** Task requirements **
Below are some records. Pull every line that contains the word "this".

--

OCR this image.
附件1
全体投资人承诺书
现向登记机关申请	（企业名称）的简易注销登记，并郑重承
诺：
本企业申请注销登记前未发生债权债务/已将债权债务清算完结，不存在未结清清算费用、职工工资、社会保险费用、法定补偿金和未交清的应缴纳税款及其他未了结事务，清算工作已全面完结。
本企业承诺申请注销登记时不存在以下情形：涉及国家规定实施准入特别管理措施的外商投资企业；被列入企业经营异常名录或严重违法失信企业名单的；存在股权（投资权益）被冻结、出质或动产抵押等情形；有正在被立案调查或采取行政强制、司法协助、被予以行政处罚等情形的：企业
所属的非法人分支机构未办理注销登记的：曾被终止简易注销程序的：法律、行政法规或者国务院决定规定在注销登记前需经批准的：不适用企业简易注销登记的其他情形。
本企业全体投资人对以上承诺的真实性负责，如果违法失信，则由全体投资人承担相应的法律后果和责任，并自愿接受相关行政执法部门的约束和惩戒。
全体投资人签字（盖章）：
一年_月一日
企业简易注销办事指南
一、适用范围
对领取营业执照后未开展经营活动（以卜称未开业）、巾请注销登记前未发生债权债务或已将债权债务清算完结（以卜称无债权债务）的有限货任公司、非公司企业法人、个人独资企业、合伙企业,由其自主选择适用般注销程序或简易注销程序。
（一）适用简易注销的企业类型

--

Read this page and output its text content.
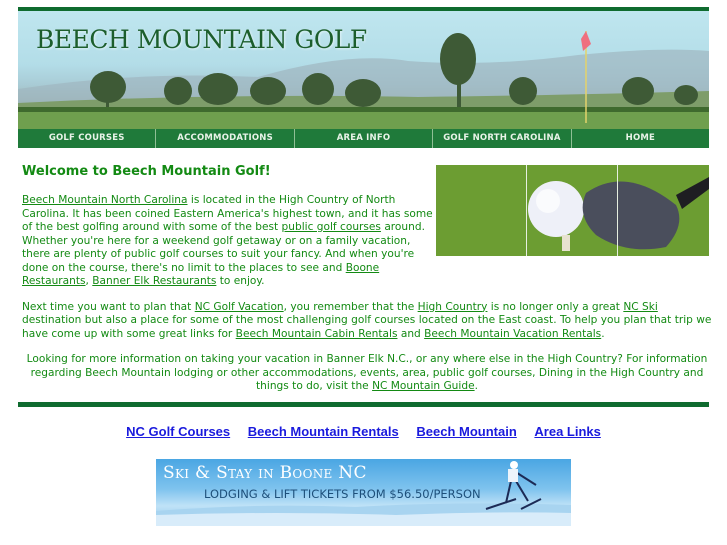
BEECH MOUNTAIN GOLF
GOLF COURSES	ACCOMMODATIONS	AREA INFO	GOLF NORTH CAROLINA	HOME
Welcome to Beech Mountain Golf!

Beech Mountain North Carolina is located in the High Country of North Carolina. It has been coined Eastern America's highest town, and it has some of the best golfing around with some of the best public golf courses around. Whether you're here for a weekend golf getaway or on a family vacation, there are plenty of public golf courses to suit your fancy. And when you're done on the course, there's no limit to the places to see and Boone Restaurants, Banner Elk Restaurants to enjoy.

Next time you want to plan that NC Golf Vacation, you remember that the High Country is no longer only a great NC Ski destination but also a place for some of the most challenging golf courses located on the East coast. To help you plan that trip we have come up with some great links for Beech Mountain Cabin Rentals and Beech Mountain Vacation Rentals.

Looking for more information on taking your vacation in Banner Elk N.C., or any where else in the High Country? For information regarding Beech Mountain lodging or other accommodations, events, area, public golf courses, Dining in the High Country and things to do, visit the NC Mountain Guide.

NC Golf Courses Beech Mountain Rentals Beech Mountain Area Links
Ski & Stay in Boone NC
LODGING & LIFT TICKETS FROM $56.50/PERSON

--

** Exercise answer **
OCR this image.
Read this page and output its text content.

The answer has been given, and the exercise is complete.